Exercise goal ::
In the material below, the lines containing the word "ylabel" are required; copy each of them.

Record set ::

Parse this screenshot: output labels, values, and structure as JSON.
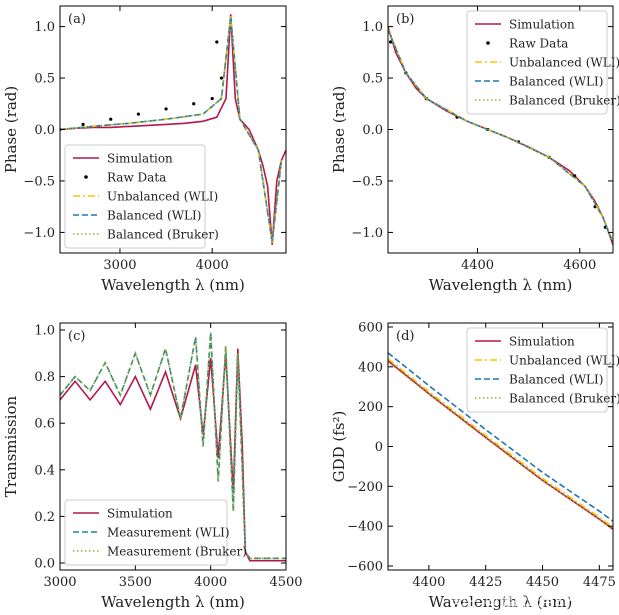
{
  "colors": {
    "simulation": "#b5174b",
    "raw": "#000000",
    "unbalanced_wli": "#ffc000",
    "balanced_wli": "#1f77b4",
    "balanced_bruker": "#8fb339",
    "measurement_wli": "#1b8a8a",
    "measurement_bruker": "#9aab2a"
  },
  "watermark": "知乎 @谱镭光电SPL",
  "chart_data": [
    {
      "id": "a",
      "panel_label": "(a)",
      "type": "line",
      "xlabel": "Wavelength λ (nm)",
      "ylabel": "Phase (rad)",
      "xlim": [
        2350,
        4800
      ],
      "ylim": [
        -1.2,
        1.2
      ],
      "xticks": [
        3000,
        4000
      ],
      "yticks": [
        -1.0,
        -0.5,
        0.0,
        0.5,
        1.0
      ],
      "xtick_labels": [
        "3000",
        "4000"
      ],
      "ytick_labels": [
        "−1.0",
        "−0.5",
        "0.0",
        "0.5",
        "1.0"
      ],
      "legend_position": "lower-left",
      "legend": [
        "Simulation",
        "Raw Data",
        "Unbalanced (WLI)",
        "Balanced (WLI)",
        "Balanced (Bruker)"
      ],
      "series": [
        {
          "name": "Simulation",
          "style": "solid",
          "color_key": "simulation",
          "x": [
            2350,
            2500,
            2700,
            2900,
            3100,
            3300,
            3500,
            3700,
            3900,
            4050,
            4150,
            4200,
            4250,
            4300,
            4400,
            4500,
            4550,
            4600,
            4650,
            4700,
            4750,
            4800
          ],
          "y": [
            0.0,
            0.01,
            0.02,
            0.02,
            0.03,
            0.04,
            0.05,
            0.06,
            0.08,
            0.12,
            0.3,
            1.12,
            0.3,
            0.1,
            0.0,
            -0.2,
            -0.35,
            -0.55,
            -1.12,
            -0.5,
            -0.3,
            -0.2
          ]
        },
        {
          "name": "Raw Data",
          "style": "dots",
          "color_key": "raw",
          "x": [
            2350,
            2600,
            2900,
            3200,
            3500,
            3800,
            4000,
            4050,
            4100
          ],
          "y": [
            0.0,
            0.05,
            0.1,
            0.15,
            0.2,
            0.25,
            0.3,
            0.85,
            0.5
          ]
        },
        {
          "name": "Unbalanced (WLI)",
          "style": "dashdot",
          "color_key": "unbalanced_wli",
          "x": [
            2350,
            2700,
            3100,
            3500,
            3900,
            4100,
            4200,
            4300,
            4500,
            4650,
            4750
          ],
          "y": [
            0.0,
            0.03,
            0.06,
            0.1,
            0.15,
            0.3,
            1.1,
            0.1,
            -0.2,
            -1.1,
            -0.3
          ]
        },
        {
          "name": "Balanced (WLI)",
          "style": "dashed",
          "color_key": "balanced_wli",
          "x": [
            2350,
            2700,
            3100,
            3500,
            3900,
            4100,
            4200,
            4300,
            4500,
            4650,
            4750
          ],
          "y": [
            0.0,
            0.03,
            0.06,
            0.1,
            0.15,
            0.3,
            1.1,
            0.1,
            -0.2,
            -1.1,
            -0.3
          ]
        },
        {
          "name": "Balanced (Bruker)",
          "style": "dotted",
          "color_key": "balanced_bruker",
          "x": [
            2350,
            2700,
            3100,
            3500,
            3900,
            4100,
            4200,
            4300,
            4500,
            4650,
            4750
          ],
          "y": [
            0.0,
            0.03,
            0.06,
            0.1,
            0.15,
            0.3,
            1.1,
            0.1,
            -0.2,
            -1.1,
            -0.3
          ]
        }
      ]
    },
    {
      "id": "b",
      "panel_label": "(b)",
      "type": "line",
      "xlabel": "Wavelength λ (nm)",
      "ylabel": "Phase (rad)",
      "xlim": [
        4225,
        4665
      ],
      "ylim": [
        -1.2,
        1.2
      ],
      "xticks": [
        4400,
        4600
      ],
      "yticks": [
        -1.0,
        -0.5,
        0.0,
        0.5,
        1.0
      ],
      "xtick_labels": [
        "4400",
        "4600"
      ],
      "ytick_labels": [
        "−1.0",
        "−0.5",
        "0.0",
        "0.5",
        "1.0"
      ],
      "legend_position": "upper-right",
      "legend": [
        "Simulation",
        "Raw Data",
        "Unbalanced (WLI)",
        "Balanced (WLI)",
        "Balanced (Bruker)"
      ],
      "series": [
        {
          "name": "Simulation",
          "style": "solid",
          "color_key": "simulation",
          "x": [
            4225,
            4240,
            4260,
            4280,
            4300,
            4340,
            4380,
            4420,
            4460,
            4500,
            4540,
            4580,
            4610,
            4630,
            4645,
            4655,
            4665
          ],
          "y": [
            1.0,
            0.75,
            0.55,
            0.4,
            0.3,
            0.18,
            0.08,
            0.0,
            -0.08,
            -0.17,
            -0.27,
            -0.4,
            -0.55,
            -0.7,
            -0.85,
            -0.98,
            -1.12
          ]
        },
        {
          "name": "Raw Data",
          "style": "dots",
          "color_key": "raw",
          "x": [
            4230,
            4260,
            4300,
            4360,
            4420,
            4480,
            4540,
            4590,
            4630,
            4650
          ],
          "y": [
            0.85,
            0.55,
            0.3,
            0.12,
            0.0,
            -0.12,
            -0.27,
            -0.45,
            -0.75,
            -0.95
          ]
        },
        {
          "name": "Unbalanced (WLI)",
          "style": "dashdot",
          "color_key": "unbalanced_wli",
          "x": [
            4225,
            4260,
            4300,
            4380,
            4460,
            4540,
            4610,
            4645,
            4665
          ],
          "y": [
            0.98,
            0.55,
            0.3,
            0.08,
            -0.08,
            -0.27,
            -0.55,
            -0.85,
            -1.1
          ]
        },
        {
          "name": "Balanced (WLI)",
          "style": "dashed",
          "color_key": "balanced_wli",
          "x": [
            4225,
            4260,
            4300,
            4380,
            4460,
            4540,
            4610,
            4645,
            4665
          ],
          "y": [
            0.97,
            0.55,
            0.3,
            0.08,
            -0.08,
            -0.27,
            -0.55,
            -0.85,
            -1.1
          ]
        },
        {
          "name": "Balanced (Bruker)",
          "style": "dotted",
          "color_key": "balanced_bruker",
          "x": [
            4225,
            4260,
            4300,
            4380,
            4460,
            4540,
            4610,
            4645,
            4665
          ],
          "y": [
            0.97,
            0.55,
            0.3,
            0.08,
            -0.08,
            -0.27,
            -0.55,
            -0.85,
            -1.1
          ]
        }
      ]
    },
    {
      "id": "c",
      "panel_label": "(c)",
      "type": "line",
      "xlabel": "Wavelength λ (nm)",
      "ylabel": "Transmission",
      "xlim": [
        3000,
        4500
      ],
      "ylim": [
        -0.03,
        1.03
      ],
      "xticks": [
        3000,
        3500,
        4000,
        4500
      ],
      "yticks": [
        0.0,
        0.2,
        0.4,
        0.6,
        0.8,
        1.0
      ],
      "xtick_labels": [
        "3000",
        "3500",
        "4000",
        "4500"
      ],
      "ytick_labels": [
        "0.0",
        "0.2",
        "0.4",
        "0.6",
        "0.8",
        "1.0"
      ],
      "legend_position": "lower-left",
      "legend": [
        "Simulation",
        "Measurement (WLI)",
        "Measurement (Bruker)"
      ],
      "series": [
        {
          "name": "Simulation",
          "style": "solid",
          "color_key": "simulation",
          "x": [
            3000,
            3100,
            3200,
            3300,
            3400,
            3500,
            3600,
            3700,
            3800,
            3900,
            3950,
            4000,
            4050,
            4100,
            4150,
            4180,
            4210,
            4230,
            4260,
            4300,
            4400,
            4500
          ],
          "y": [
            0.7,
            0.78,
            0.7,
            0.78,
            0.68,
            0.8,
            0.66,
            0.82,
            0.62,
            0.85,
            0.55,
            0.88,
            0.45,
            0.9,
            0.3,
            0.92,
            0.5,
            0.05,
            0.01,
            0.01,
            0.01,
            0.01
          ]
        },
        {
          "name": "Measurement (WLI)",
          "style": "dashed",
          "color_key": "measurement_wli",
          "x": [
            3000,
            3100,
            3200,
            3300,
            3400,
            3500,
            3600,
            3700,
            3800,
            3900,
            3950,
            4000,
            4050,
            4100,
            4150,
            4180,
            4210,
            4230,
            4260,
            4300,
            4400,
            4500
          ],
          "y": [
            0.72,
            0.8,
            0.74,
            0.86,
            0.72,
            0.9,
            0.72,
            0.92,
            0.62,
            0.97,
            0.5,
            0.99,
            0.35,
            0.93,
            0.22,
            0.9,
            0.4,
            0.05,
            0.02,
            0.02,
            0.02,
            0.02
          ]
        },
        {
          "name": "Measurement (Bruker)",
          "style": "dotted",
          "color_key": "measurement_bruker",
          "x": [
            3000,
            3100,
            3200,
            3300,
            3400,
            3500,
            3600,
            3700,
            3800,
            3900,
            3950,
            4000,
            4050,
            4100,
            4150,
            4180,
            4210,
            4230,
            4260,
            4300,
            4400,
            4500
          ],
          "y": [
            0.72,
            0.8,
            0.74,
            0.86,
            0.72,
            0.9,
            0.72,
            0.92,
            0.62,
            0.97,
            0.5,
            0.99,
            0.35,
            0.93,
            0.22,
            0.9,
            0.4,
            0.05,
            0.02,
            0.02,
            0.02,
            0.02
          ]
        }
      ]
    },
    {
      "id": "d",
      "panel_label": "(d)",
      "type": "line",
      "xlabel": "Wavelength λ (nm)",
      "ylabel": "GDD (fs²)",
      "xlim": [
        4382,
        4481
      ],
      "ylim": [
        -620,
        620
      ],
      "xticks": [
        4400,
        4425,
        4450,
        4475
      ],
      "yticks": [
        -600,
        -400,
        -200,
        0,
        200,
        400,
        600
      ],
      "xtick_labels": [
        "4400",
        "4425",
        "4450",
        "4475"
      ],
      "ytick_labels": [
        "−600",
        "−400",
        "−200",
        "0",
        "200",
        "400",
        "600"
      ],
      "legend_position": "upper-right",
      "legend": [
        "Simulation",
        "Unbalanced (WLI)",
        "Balanced (WLI)",
        "Balanced (Bruker)"
      ],
      "series": [
        {
          "name": "Simulation",
          "style": "solid",
          "color_key": "simulation",
          "x": [
            4382,
            4400,
            4425,
            4450,
            4475,
            4481
          ],
          "y": [
            430,
            265,
            45,
            -170,
            -365,
            -415
          ]
        },
        {
          "name": "Unbalanced (WLI)",
          "style": "dashdot",
          "color_key": "unbalanced_wli",
          "x": [
            4382,
            4400,
            4425,
            4450,
            4475,
            4481
          ],
          "y": [
            440,
            275,
            55,
            -160,
            -355,
            -405
          ]
        },
        {
          "name": "Balanced (WLI)",
          "style": "dashed",
          "color_key": "balanced_wli",
          "x": [
            4382,
            4400,
            4425,
            4450,
            4475,
            4481
          ],
          "y": [
            470,
            305,
            85,
            -130,
            -325,
            -375
          ]
        },
        {
          "name": "Balanced (Bruker)",
          "style": "dotted",
          "color_key": "balanced_bruker",
          "x": [
            4382,
            4400,
            4425,
            4450,
            4475,
            4481
          ],
          "y": [
            425,
            262,
            42,
            -172,
            -367,
            -417
          ]
        }
      ]
    }
  ]
}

Written solution ::
      "ylabel": "Phase (rad)",
      "ylabel": "Phase (rad)",
      "ylabel": "Transmission",
      "ylabel": "GDD (fs²)",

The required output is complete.